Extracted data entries
== == ==

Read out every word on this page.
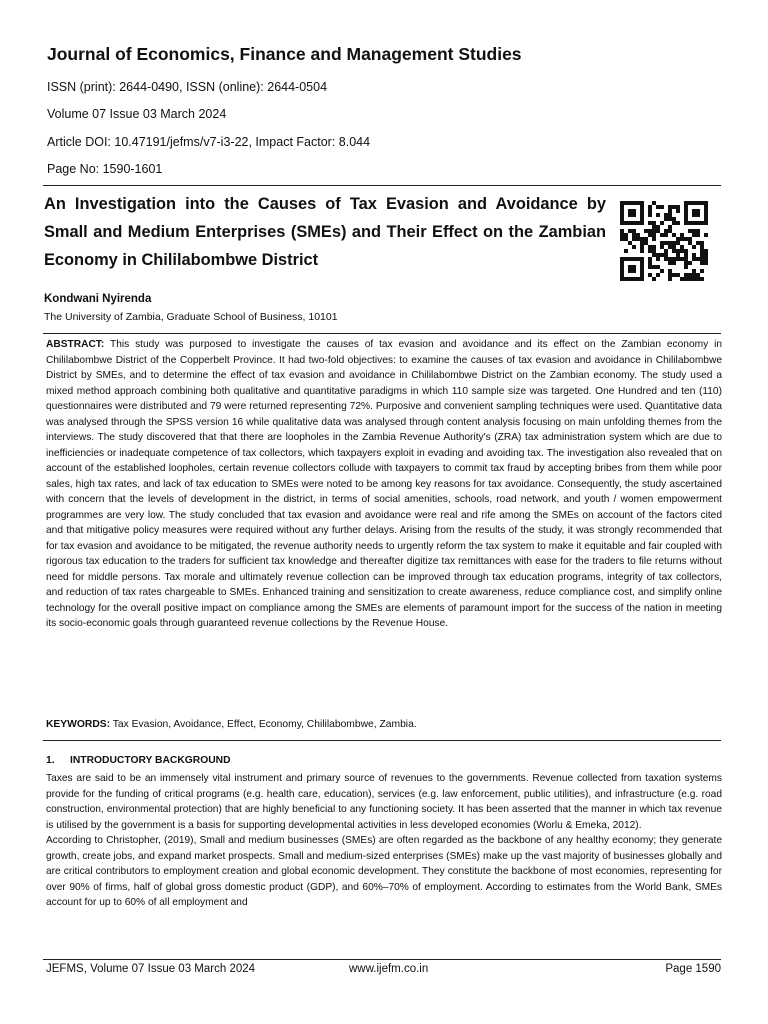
Journal of Economics, Finance and Management Studies
ISSN (print): 2644-0490, ISSN (online): 2644-0504
Volume 07 Issue 03 March 2024
Article DOI: 10.47191/jefms/v7-i3-22, Impact Factor: 8.044
Page No: 1590-1601
An Investigation into the Causes of Tax Evasion and Avoidance by Small and Medium Enterprises (SMEs) and Their Effect on the Zambian Economy in Chililabombwe District
Kondwani Nyirenda
The University of Zambia, Graduate School of Business, 10101

ABSTRACT: This study was purposed to investigate the causes of tax evasion and avoidance and its effect on the Zambian economy in Chililabombwe District of the Copperbelt Province. It had two-fold objectives: to examine the causes of tax evasion and avoidance in Chililabombwe District by SMEs, and to determine the effect of tax evasion and avoidance in Chililabombwe District on the Zambian economy. The study used a mixed method approach combining both qualitative and quantitative paradigms in which 110 sample size was targeted. One Hundred and ten (110) questionnaires were distributed and 79 were returned representing 72%. Purposive and convenient sampling techniques were used. Quantitative data was analysed through the SPSS version 16 while qualitative data was analysed through content analysis focusing on main unfolding themes from the interviews. The study discovered that that there are loopholes in the Zambia Revenue Authority's (ZRA) tax administration system which are due to inefficiencies or inadequate competence of tax collectors, which taxpayers exploit in evading and avoiding tax. The investigation also revealed that on account of the established loopholes, certain revenue collectors collude with taxpayers to commit tax fraud by accepting bribes from them while poor sales, high tax rates, and lack of tax education to SMEs were noted to be among key reasons for tax avoidance. Consequently, the study ascertained with concern that the levels of development in the district, in terms of social amenities, schools, road network, and youth / women empowerment programmes are very low. The study concluded that tax evasion and avoidance were real and rife among the SMEs on account of the factors cited and that mitigative policy measures were required without any further delays. Arising from the results of the study, it was strongly recommended that for tax evasion and avoidance to be mitigated, the revenue authority needs to urgently reform the tax system to make it equitable and fair coupled with rigorous tax education to the traders for sufficient tax knowledge and thereafter digitize tax remittances with ease for the traders to file returns without need for middle persons. Tax morale and ultimately revenue collection can be improved through tax education programs, integrity of tax collectors, and reduction of tax rates chargeable to SMEs. Enhanced training and sensitization to create awareness, reduce compliance cost, and simplify online technology for the overall positive impact on compliance among the SMEs are elements of paramount import for the success of the nation in meeting its socio-economic goals through guaranteed revenue collections by the Revenue House.

KEYWORDS: Tax Evasion, Avoidance, Effect, Economy, Chililabombwe, Zambia.
1. INTRODUCTORY BACKGROUND

Taxes are said to be an immensely vital instrument and primary source of revenues to the governments. Revenue collected from taxation systems provide for the funding of critical programs (e.g. health care, education), services (e.g. law enforcement, public utilities), and infrastructure (e.g. road construction, environmental protection) that are highly beneficial to any functioning society. It has been asserted that the manner in which tax revenue is utilised by the government is a basis for supporting developmental activities in less developed economies (Worlu & Emeka, 2012).

According to Christopher, (2019), Small and medium businesses (SMEs) are often regarded as the backbone of any healthy economy; they generate growth, create jobs, and expand market prospects. Small and medium-sized enterprises (SMEs) make up the vast majority of businesses globally and are critical contributors to employment creation and global economic development. They constitute the backbone of most economies, representing for over 90% of firms, half of global gross domestic product (GDP), and 60%–70% of employment. According to estimates from the World Bank, SMEs account for up to 60% of all employment and

JEFMS, Volume 07 Issue 03 March 2024	www.ijefm.co.in	Page 1590
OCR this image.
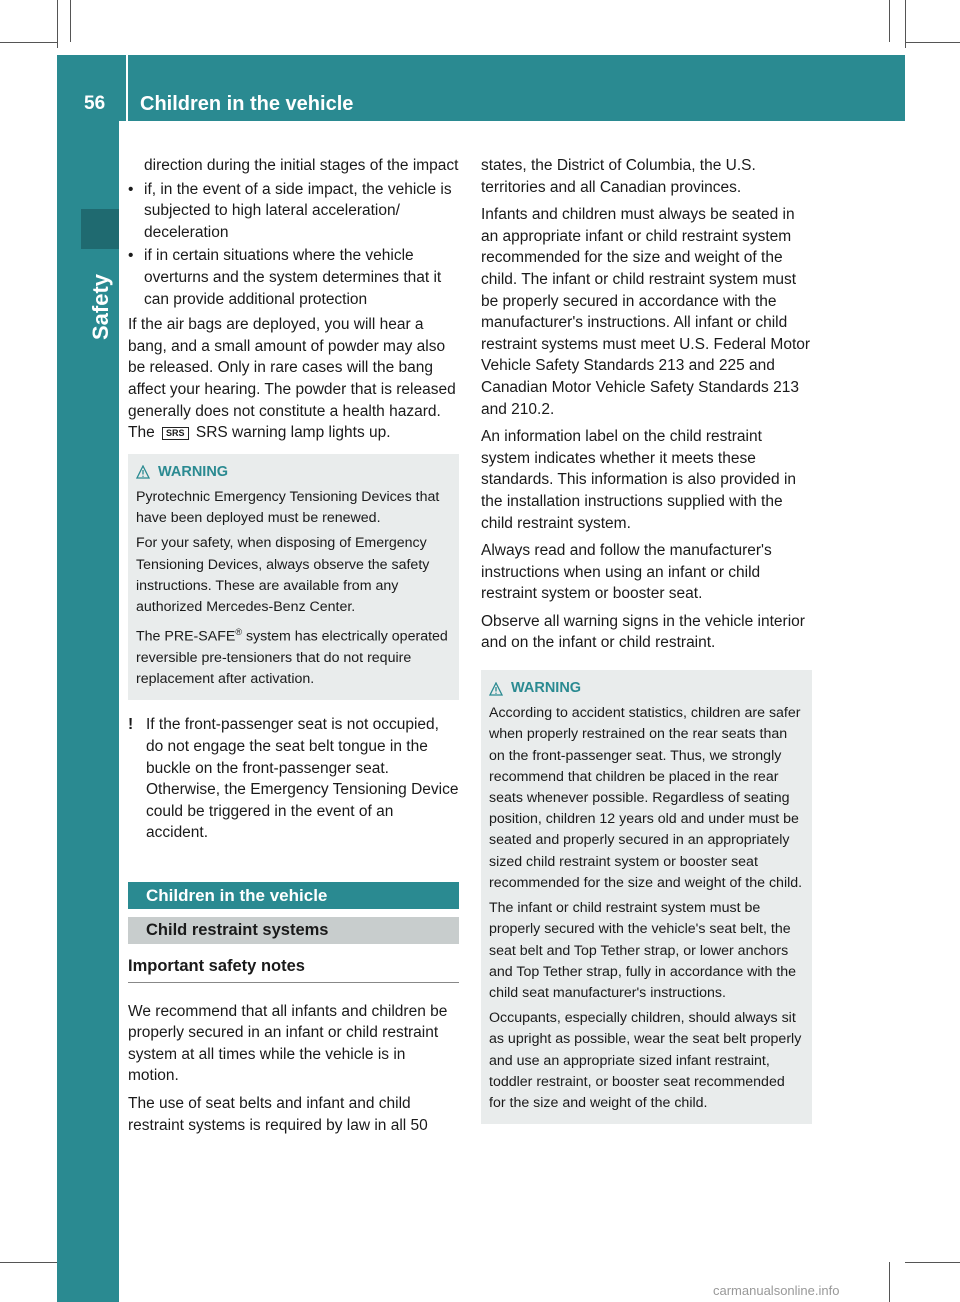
56 Children in the vehicle
Safety

direction during the initial stages of the impact

• if, in the event of a side impact, the vehicle is subjected to high lateral acceleration/ deceleration
• if in certain situations where the vehicle overturns and the system determines that it can provide additional protection

If the air bags are deployed, you will hear a bang, and a small amount of powder may also be released. Only in rare cases will the bang affect your hearing. The powder that is released generally does not constitute a health hazard. The SRS SRS warning lamp lights up.

WARNING

Pyrotechnic Emergency Tensioning Devices that have been deployed must be renewed.

For your safety, when disposing of Emergency Tensioning Devices, always observe the safety instructions. These are available from any authorized Mercedes-Benz Center.

The PRE-SAFE® system has electrically operated reversible pre-tensioners that do not require replacement after activation.

! If the front-passenger seat is not occupied, do not engage the seat belt tongue in the buckle on the front-passenger seat. Otherwise, the Emergency Tensioning Device could be triggered in the event of an accident.
Children in the vehicle
Child restraint systems
Important safety notes

We recommend that all infants and children be properly secured in an infant or child restraint system at all times while the vehicle is in motion.

The use of seat belts and infant and child restraint systems is required by law in all 50

states, the District of Columbia, the U.S. territories and all Canadian provinces.

Infants and children must always be seated in an appropriate infant or child restraint system recommended for the size and weight of the child. The infant or child restraint system must be properly secured in accordance with the manufacturer's instructions. All infant or child restraint systems must meet U.S. Federal Motor Vehicle Safety Standards 213 and 225 and Canadian Motor Vehicle Safety Standards 213 and 210.2.

An information label on the child restraint system indicates whether it meets these standards. This information is also provided in the installation instructions supplied with the child restraint system.

Always read and follow the manufacturer's instructions when using an infant or child restraint system or booster seat.

Observe all warning signs in the vehicle interior and on the infant or child restraint.

WARNING

According to accident statistics, children are safer when properly restrained on the rear seats than on the front-passenger seat. Thus, we strongly recommend that children be placed in the rear seats whenever possible. Regardless of seating position, children 12 years old and under must be seated and properly secured in an appropriately sized child restraint system or booster seat recommended for the size and weight of the child.

The infant or child restraint system must be properly secured with the vehicle's seat belt, the seat belt and Top Tether strap, or lower anchors and Top Tether strap, fully in accordance with the child seat manufacturer's instructions.

Occupants, especially children, should always sit as upright as possible, wear the seat belt properly and use an appropriate sized infant restraint, toddler restraint, or booster seat recommended for the size and weight of the child.

carmanualsonline.info
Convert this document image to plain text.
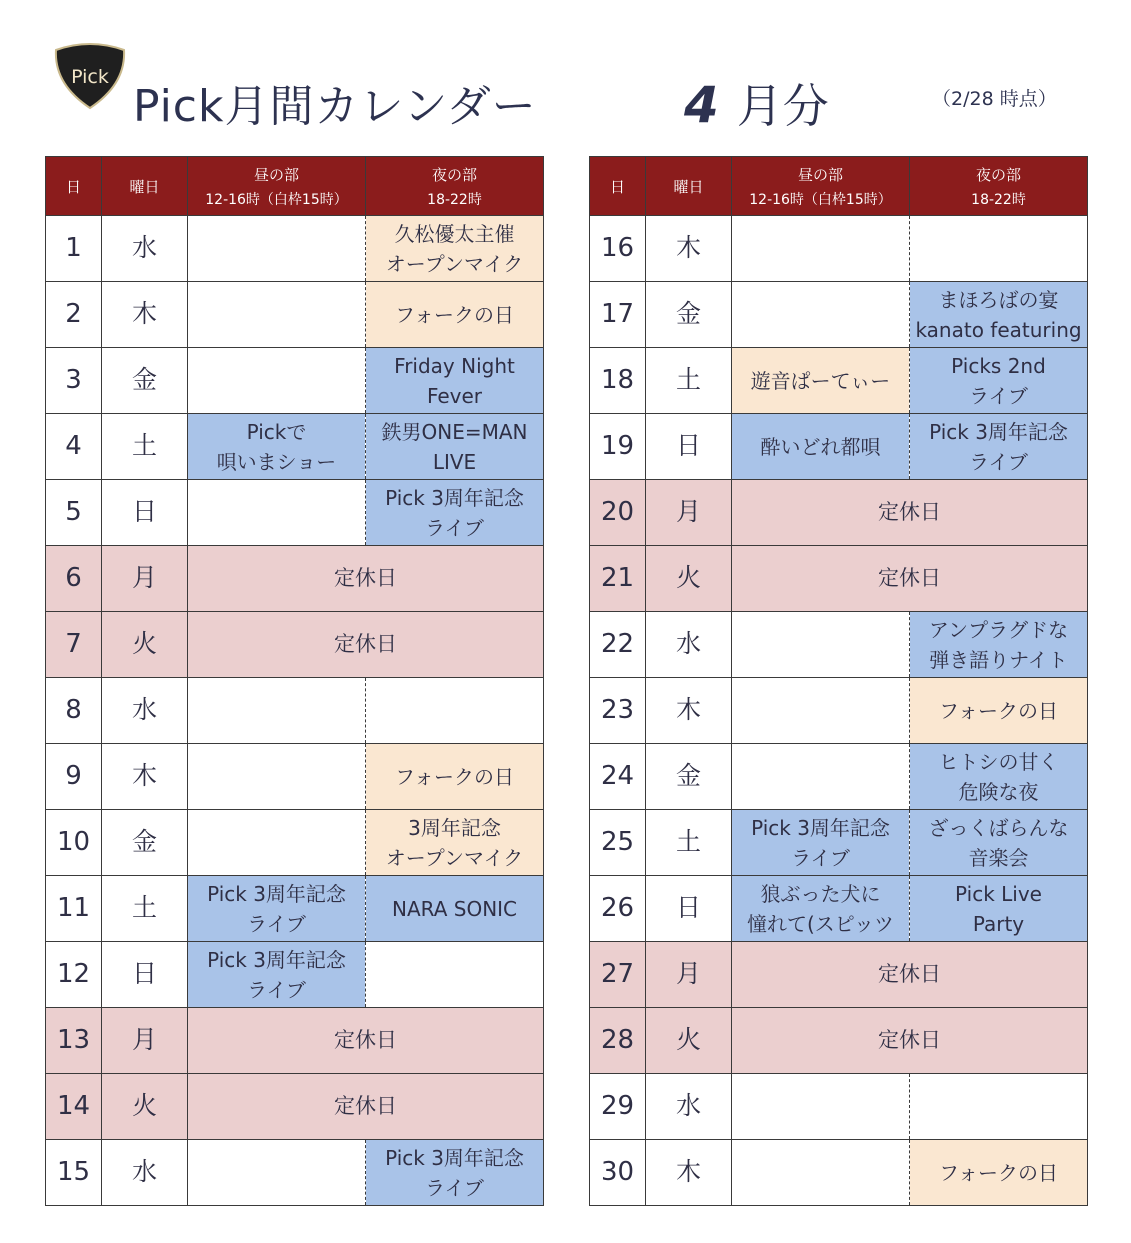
Pick
Pick月間カレンダー	4 月分	（2/28 時点）
日	曜日	昼の部
12-16時（白枠15時）	夜の部
18-22時

1	水		久松優太主催
オープンマイク

2	木		フォークの日

3	金		Friday Night
Fever

4	土	Pickで
唄いまショー	鉄男ONE=MAN
LIVE

5	日		Pick 3周年記念
ライブ

6	月	定休日	
7	火	定休日	
8	水		
9	木		フォークの日

10	金		3周年記念
オープンマイク

11	土	Pick 3周年記念
ライブ	NARA SONIC

12	日	Pick 3周年記念
ライブ	

13	月	定休日	
14	火	定休日	
15	水		Pick 3周年記念
ライブ
日	曜日	昼の部
12-16時（白枠15時）	夜の部
18-22時

16	木		
17	金		まほろばの宴
kanato featuring

18	土	遊音ぱーてぃー	Picks 2nd
ライブ

19	日	酔いどれ都唄	Pick 3周年記念
ライブ

20	月	定休日	
21	火	定休日	
22	水		アンプラグドな
弾き語りナイト

23	木		フォークの日

24	金		ヒトシの甘く
危険な夜

25	土	Pick 3周年記念
ライブ	ざっくばらんな
音楽会

26	日	狼ぶった犬に
憧れて(スピッツ	Pick Live
Party

27	月	定休日	
28	火	定休日	
29	水		
30	木		フォークの日
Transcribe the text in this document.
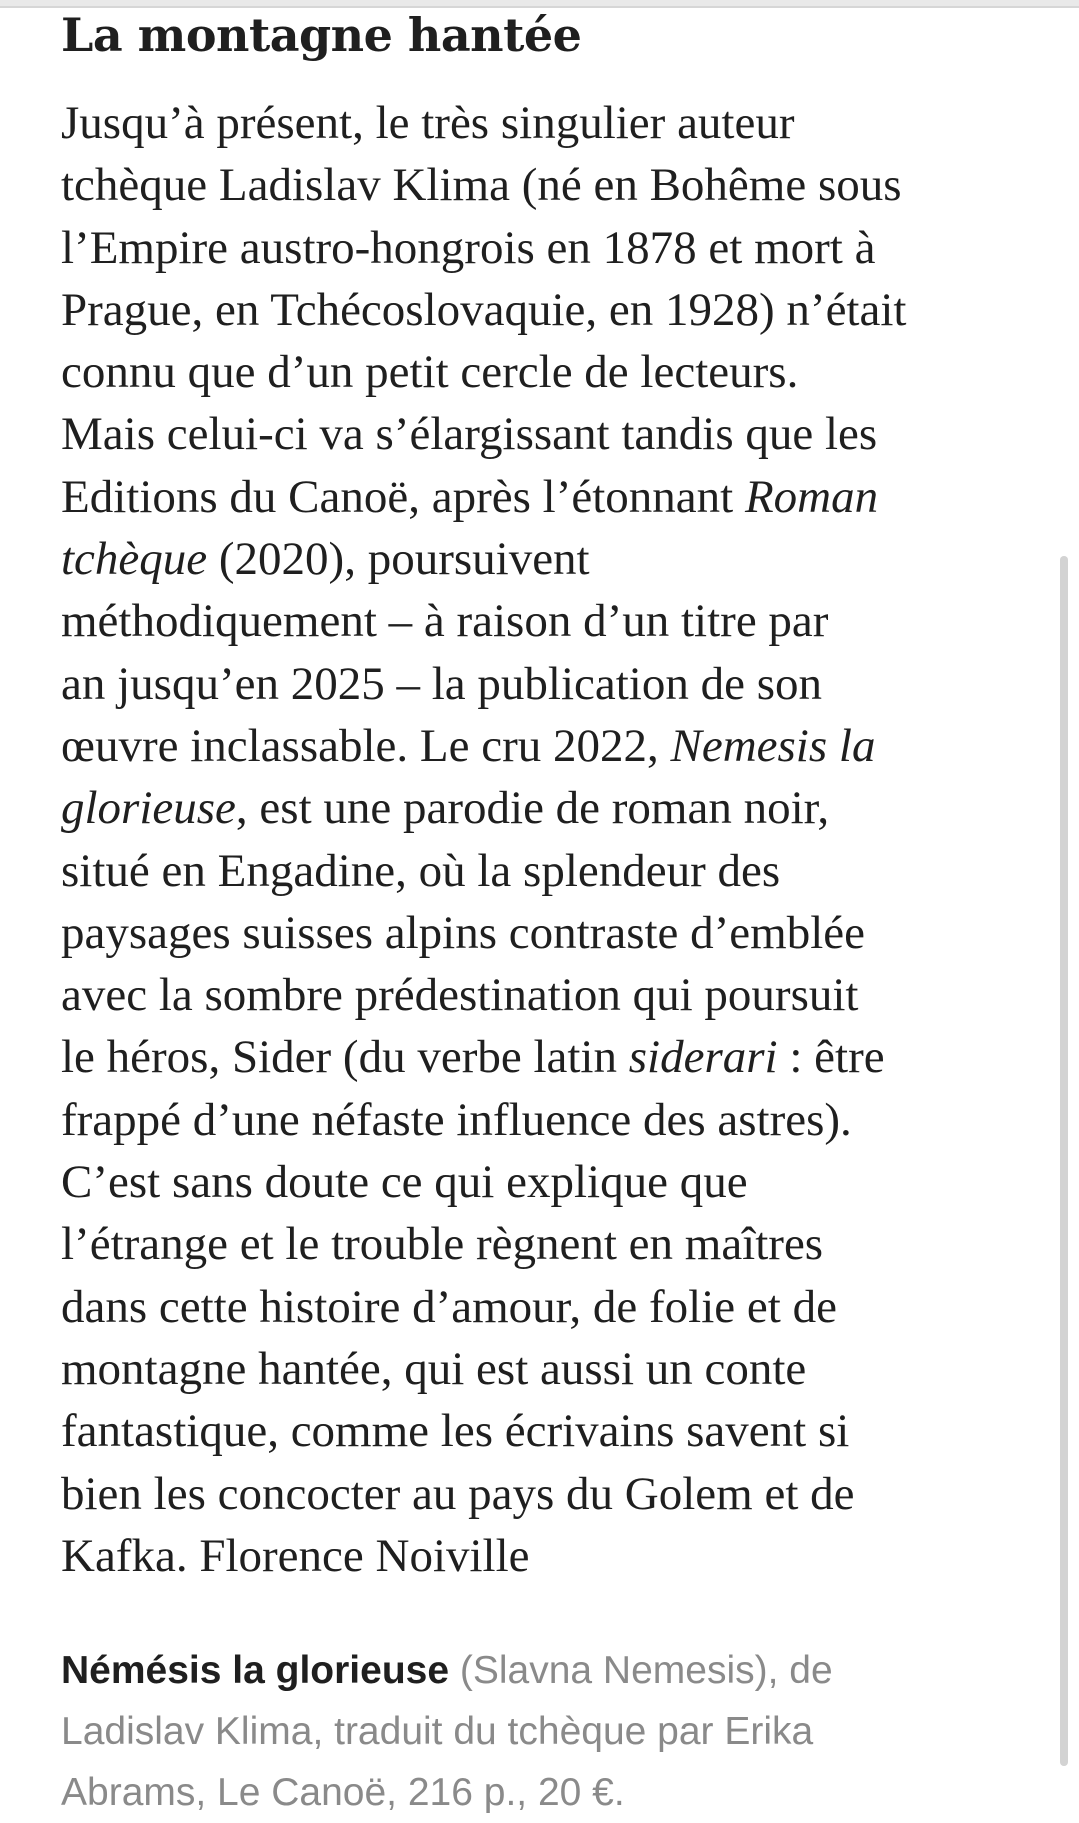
La montagne hantée

Jusqu’à présent, le très singulier auteur
tchèque Ladislav Klima (né en Bohême sous
l’Empire austro-hongrois en 1878 et mort à
Prague, en Tchécoslovaquie, en 1928) n’était
connu que d’un petit cercle de lecteurs.
Mais celui-ci va s’élargissant tandis que les
Editions du Canoë, après l’étonnant Roman
tchèque (2020), poursuivent
méthodiquement – à raison d’un titre par
an jusqu’en 2025 – la publication de son
œuvre inclassable. Le cru 2022, Nemesis la
glorieuse, est une parodie de roman noir,
situé en Engadine, où la splendeur des
paysages suisses alpins contraste d’emblée
avec la sombre prédestination qui poursuit
le héros, Sider (du verbe latin siderari : être
frappé d’une néfaste influence des astres).
C’est sans doute ce qui explique que
l’étrange et le trouble règnent en maîtres
dans cette histoire d’amour, de folie et de
montagne hantée, qui est aussi un conte
fantastique, comme les écrivains savent si
bien les concocter au pays du Golem et de
Kafka. Florence Noiville

Némésis la glorieuse (Slavna Nemesis), de
Ladislav Klima, traduit du tchèque par Erika
Abrams, Le Canoë, 216 p., 20 €.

== == ==

Give back only a number, the number of lines where the string "text" occurs.

- **Complete answer**: 2